(WORK INSTRUCTIONS)
Find the lines with "JSON" in them and copy them out.

---------- AVAILABLE RECORDS

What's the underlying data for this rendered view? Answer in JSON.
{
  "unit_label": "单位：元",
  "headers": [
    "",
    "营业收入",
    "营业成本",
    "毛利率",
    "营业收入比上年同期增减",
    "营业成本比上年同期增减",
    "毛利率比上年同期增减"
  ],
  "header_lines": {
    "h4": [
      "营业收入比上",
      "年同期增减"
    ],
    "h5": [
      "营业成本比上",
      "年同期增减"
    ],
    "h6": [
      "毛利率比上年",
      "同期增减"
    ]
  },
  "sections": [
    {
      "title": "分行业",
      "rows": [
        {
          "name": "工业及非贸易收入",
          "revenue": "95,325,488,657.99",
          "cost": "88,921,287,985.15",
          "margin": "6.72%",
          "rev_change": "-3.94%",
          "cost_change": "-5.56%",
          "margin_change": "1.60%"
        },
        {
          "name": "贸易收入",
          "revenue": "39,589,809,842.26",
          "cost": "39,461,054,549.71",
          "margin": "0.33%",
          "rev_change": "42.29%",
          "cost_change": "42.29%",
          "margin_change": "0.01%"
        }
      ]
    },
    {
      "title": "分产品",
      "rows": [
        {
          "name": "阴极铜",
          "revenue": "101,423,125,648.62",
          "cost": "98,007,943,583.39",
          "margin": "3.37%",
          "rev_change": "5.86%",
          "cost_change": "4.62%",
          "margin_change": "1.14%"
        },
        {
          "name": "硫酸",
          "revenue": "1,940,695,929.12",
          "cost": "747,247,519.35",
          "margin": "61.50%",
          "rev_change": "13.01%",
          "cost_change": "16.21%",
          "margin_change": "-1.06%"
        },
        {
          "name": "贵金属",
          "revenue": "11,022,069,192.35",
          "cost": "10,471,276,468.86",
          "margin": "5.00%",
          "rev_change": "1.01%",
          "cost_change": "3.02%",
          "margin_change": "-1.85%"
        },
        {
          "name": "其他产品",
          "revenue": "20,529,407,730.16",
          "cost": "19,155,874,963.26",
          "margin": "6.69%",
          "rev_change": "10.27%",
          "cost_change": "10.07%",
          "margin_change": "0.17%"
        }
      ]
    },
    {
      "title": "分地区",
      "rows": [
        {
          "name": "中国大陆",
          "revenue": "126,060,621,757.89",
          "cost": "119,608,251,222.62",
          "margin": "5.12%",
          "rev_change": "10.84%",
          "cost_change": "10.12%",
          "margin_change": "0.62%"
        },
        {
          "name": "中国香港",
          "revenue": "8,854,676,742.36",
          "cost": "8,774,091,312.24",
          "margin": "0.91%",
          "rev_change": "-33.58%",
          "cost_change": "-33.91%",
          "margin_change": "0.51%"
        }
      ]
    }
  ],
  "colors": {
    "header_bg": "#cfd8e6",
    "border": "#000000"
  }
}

--------------------
---------- AVAILABLE RECORDS

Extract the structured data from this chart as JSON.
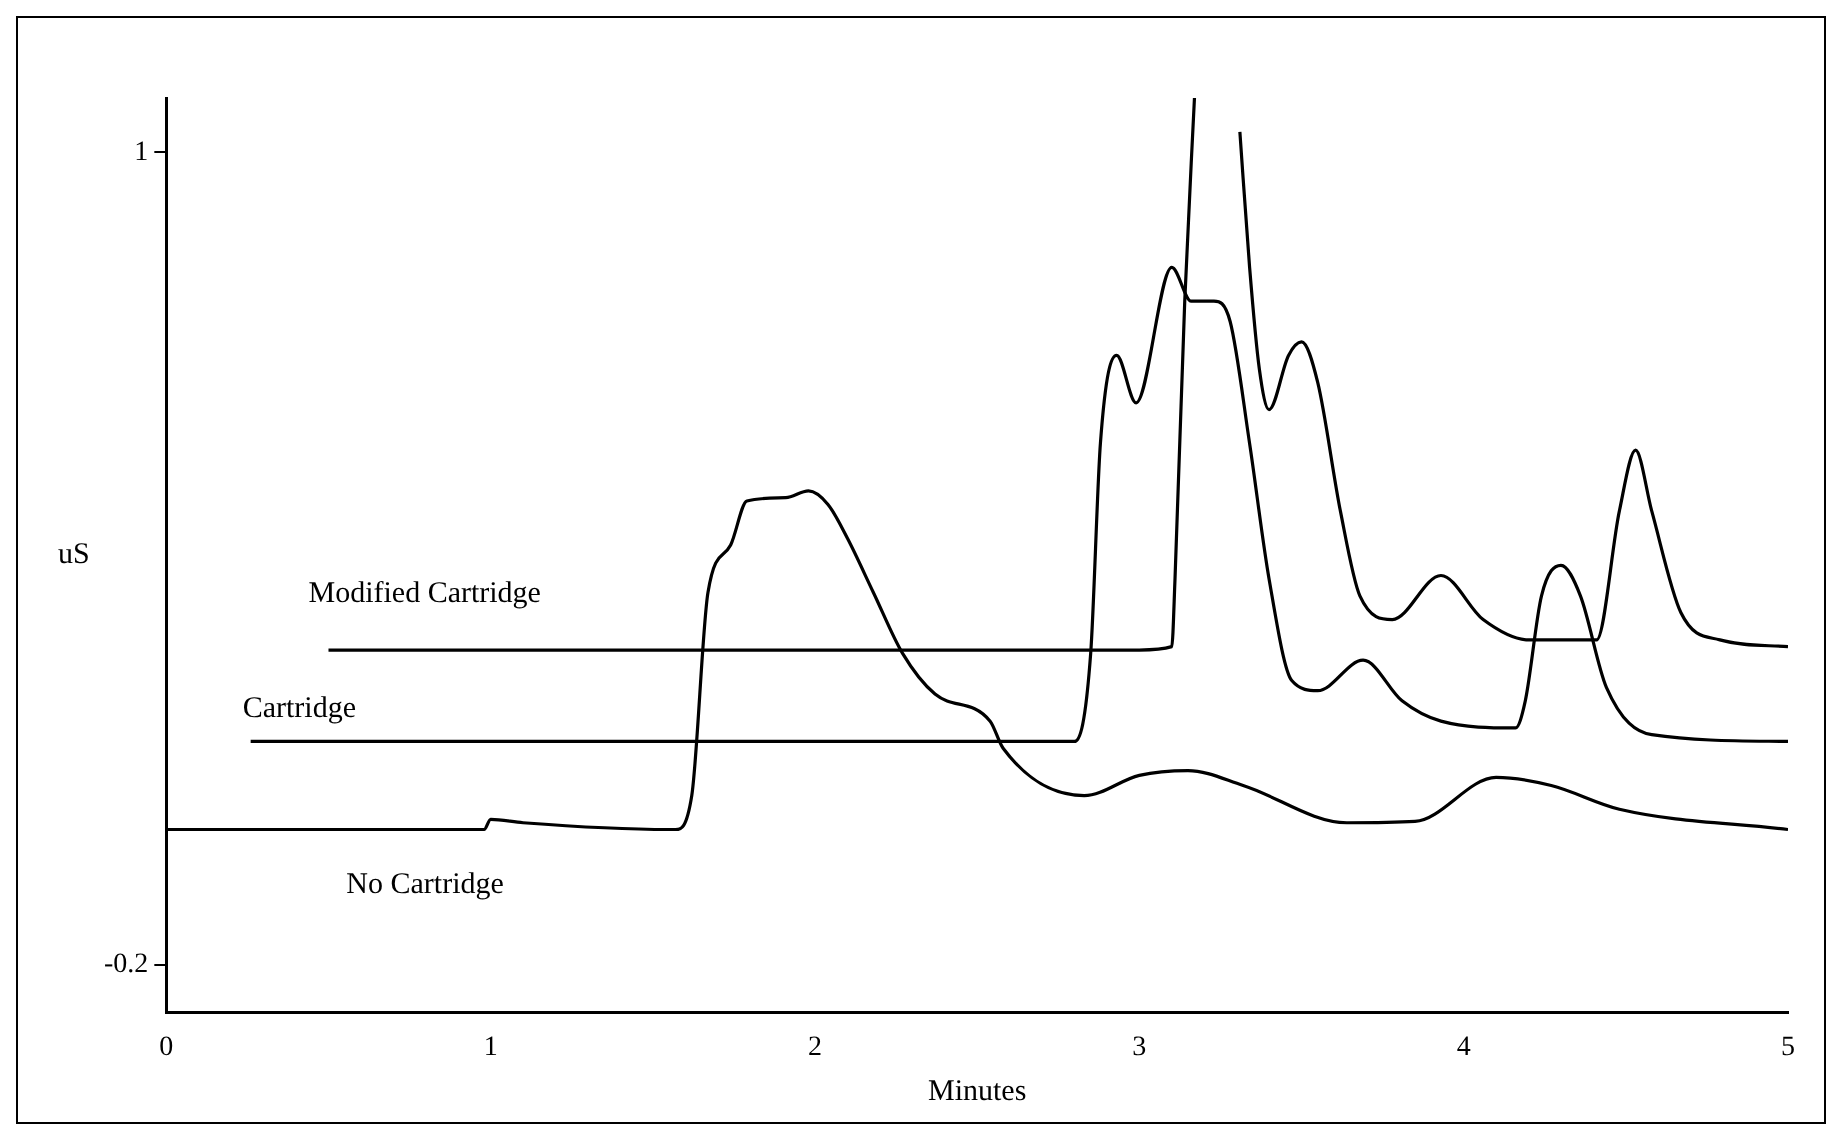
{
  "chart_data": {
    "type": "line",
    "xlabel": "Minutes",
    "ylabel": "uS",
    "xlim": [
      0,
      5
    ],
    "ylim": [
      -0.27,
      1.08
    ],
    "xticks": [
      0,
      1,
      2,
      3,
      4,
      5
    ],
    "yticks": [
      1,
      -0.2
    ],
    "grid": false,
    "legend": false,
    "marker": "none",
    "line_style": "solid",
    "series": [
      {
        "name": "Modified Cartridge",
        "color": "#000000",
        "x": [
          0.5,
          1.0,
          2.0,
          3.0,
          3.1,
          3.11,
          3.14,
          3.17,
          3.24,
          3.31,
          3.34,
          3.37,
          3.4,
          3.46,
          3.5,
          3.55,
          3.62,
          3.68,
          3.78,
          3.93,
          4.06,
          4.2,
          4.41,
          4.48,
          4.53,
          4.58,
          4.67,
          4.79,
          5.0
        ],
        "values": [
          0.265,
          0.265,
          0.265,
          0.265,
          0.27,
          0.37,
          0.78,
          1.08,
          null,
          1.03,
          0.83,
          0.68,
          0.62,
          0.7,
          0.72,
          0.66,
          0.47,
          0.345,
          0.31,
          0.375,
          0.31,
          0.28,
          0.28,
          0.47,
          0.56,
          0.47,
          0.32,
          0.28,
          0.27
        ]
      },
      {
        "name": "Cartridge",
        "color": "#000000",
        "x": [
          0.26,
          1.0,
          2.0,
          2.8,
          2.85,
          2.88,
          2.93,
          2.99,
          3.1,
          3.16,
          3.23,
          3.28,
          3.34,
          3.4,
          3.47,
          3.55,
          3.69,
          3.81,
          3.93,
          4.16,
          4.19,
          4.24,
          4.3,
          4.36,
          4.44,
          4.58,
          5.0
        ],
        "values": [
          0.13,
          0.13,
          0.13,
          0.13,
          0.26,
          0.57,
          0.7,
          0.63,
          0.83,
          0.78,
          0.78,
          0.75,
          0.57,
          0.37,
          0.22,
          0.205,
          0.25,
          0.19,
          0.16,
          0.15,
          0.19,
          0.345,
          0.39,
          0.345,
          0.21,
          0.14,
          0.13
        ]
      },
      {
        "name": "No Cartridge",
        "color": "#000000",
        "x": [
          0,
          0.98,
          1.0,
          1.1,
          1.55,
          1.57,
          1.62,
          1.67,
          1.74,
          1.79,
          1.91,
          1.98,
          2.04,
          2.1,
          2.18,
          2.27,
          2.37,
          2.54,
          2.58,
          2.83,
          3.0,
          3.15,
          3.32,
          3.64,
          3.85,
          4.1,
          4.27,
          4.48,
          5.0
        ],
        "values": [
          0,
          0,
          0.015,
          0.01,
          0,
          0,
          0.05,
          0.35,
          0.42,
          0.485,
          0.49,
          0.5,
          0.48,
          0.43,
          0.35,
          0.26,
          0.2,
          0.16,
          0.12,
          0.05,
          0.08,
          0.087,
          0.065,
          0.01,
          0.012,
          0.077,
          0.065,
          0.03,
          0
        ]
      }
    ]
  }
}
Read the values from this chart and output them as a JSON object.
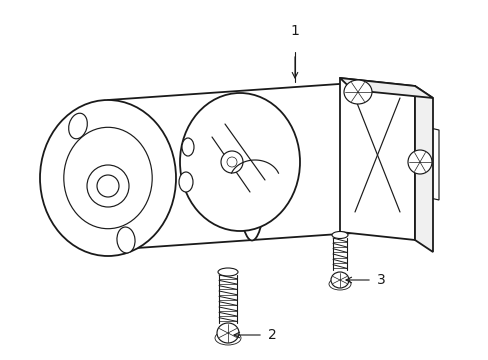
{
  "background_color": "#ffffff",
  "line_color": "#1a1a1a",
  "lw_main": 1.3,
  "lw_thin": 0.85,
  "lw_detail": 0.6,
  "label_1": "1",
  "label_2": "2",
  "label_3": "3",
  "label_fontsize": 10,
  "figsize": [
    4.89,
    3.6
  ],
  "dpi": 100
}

--------------------

(RESULT OF THIS EXERCISE)
What's the underlying data for this rendered view? Answer in JSON.
Extract the structured data from this chart as JSON.
Read the values from this chart and output them as a JSON object.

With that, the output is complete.